▸ WRITTEN PROBLEM: The data must be written out once more, precisely as given.

▸ THE INPUT:
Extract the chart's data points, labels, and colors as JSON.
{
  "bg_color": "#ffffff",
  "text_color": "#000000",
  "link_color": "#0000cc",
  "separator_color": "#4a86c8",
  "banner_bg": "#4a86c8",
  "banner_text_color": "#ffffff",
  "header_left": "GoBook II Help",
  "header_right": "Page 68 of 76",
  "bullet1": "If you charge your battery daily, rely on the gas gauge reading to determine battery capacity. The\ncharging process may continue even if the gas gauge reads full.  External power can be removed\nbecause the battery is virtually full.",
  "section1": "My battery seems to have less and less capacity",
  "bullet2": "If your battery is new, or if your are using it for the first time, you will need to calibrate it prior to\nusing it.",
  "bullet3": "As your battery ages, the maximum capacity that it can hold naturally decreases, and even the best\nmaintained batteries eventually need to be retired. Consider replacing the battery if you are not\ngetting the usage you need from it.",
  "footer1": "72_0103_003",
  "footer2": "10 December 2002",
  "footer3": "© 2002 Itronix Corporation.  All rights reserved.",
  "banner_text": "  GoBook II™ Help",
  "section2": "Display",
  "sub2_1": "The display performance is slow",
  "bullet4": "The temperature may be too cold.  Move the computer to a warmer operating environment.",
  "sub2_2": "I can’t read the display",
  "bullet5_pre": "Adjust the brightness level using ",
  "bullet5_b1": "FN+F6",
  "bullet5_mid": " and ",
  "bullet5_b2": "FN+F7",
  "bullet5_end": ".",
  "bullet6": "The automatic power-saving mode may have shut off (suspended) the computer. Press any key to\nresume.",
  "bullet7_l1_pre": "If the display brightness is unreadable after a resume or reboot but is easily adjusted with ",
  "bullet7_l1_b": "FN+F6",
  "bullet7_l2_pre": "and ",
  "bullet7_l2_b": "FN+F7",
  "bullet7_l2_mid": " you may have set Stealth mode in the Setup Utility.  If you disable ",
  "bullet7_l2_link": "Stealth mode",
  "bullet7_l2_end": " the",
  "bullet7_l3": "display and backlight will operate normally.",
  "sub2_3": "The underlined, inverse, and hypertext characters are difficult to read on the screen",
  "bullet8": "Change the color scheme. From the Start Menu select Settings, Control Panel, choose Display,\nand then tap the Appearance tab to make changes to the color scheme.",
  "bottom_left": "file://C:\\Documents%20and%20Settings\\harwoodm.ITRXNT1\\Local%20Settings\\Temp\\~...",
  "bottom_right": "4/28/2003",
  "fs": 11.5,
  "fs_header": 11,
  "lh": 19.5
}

▸ CORRECT ANSWER:
Extract the chart's data points, labels, and colors as JSON.
{
  "bg_color": "#ffffff",
  "text_color": "#000000",
  "link_color": "#0000cc",
  "separator_color": "#4a86c8",
  "banner_bg": "#4a86c8",
  "banner_text_color": "#ffffff",
  "header_left": "GoBook II Help",
  "header_right": "Page 68 of 76",
  "bullet1": "If you charge your battery daily, rely on the gas gauge reading to determine battery capacity. The\ncharging process may continue even if the gas gauge reads full.  External power can be removed\nbecause the battery is virtually full.",
  "section1": "My battery seems to have less and less capacity",
  "bullet2": "If your battery is new, or if your are using it for the first time, you will need to calibrate it prior to\nusing it.",
  "bullet3": "As your battery ages, the maximum capacity that it can hold naturally decreases, and even the best\nmaintained batteries eventually need to be retired. Consider replacing the battery if you are not\ngetting the usage you need from it.",
  "footer1": "72_0103_003",
  "footer2": "10 December 2002",
  "footer3": "© 2002 Itronix Corporation.  All rights reserved.",
  "banner_text": "  GoBook II™ Help",
  "section2": "Display",
  "sub2_1": "The display performance is slow",
  "bullet4": "The temperature may be too cold.  Move the computer to a warmer operating environment.",
  "sub2_2": "I can’t read the display",
  "bullet5_pre": "Adjust the brightness level using ",
  "bullet5_b1": "FN+F6",
  "bullet5_mid": " and ",
  "bullet5_b2": "FN+F7",
  "bullet5_end": ".",
  "bullet6": "The automatic power-saving mode may have shut off (suspended) the computer. Press any key to\nresume.",
  "bullet7_l1_pre": "If the display brightness is unreadable after a resume or reboot but is easily adjusted with ",
  "bullet7_l1_b": "FN+F6",
  "bullet7_l2_pre": "and ",
  "bullet7_l2_b": "FN+F7",
  "bullet7_l2_mid": " you may have set Stealth mode in the Setup Utility.  If you disable ",
  "bullet7_l2_link": "Stealth mode",
  "bullet7_l2_end": " the",
  "bullet7_l3": "display and backlight will operate normally.",
  "sub2_3": "The underlined, inverse, and hypertext characters are difficult to read on the screen",
  "bullet8": "Change the color scheme. From the Start Menu select Settings, Control Panel, choose Display,\nand then tap the Appearance tab to make changes to the color scheme.",
  "bottom_left": "file://C:\\Documents%20and%20Settings\\harwoodm.ITRXNT1\\Local%20Settings\\Temp\\~...",
  "bottom_right": "4/28/2003",
  "fs": 11.5,
  "fs_header": 11,
  "lh": 19.5
}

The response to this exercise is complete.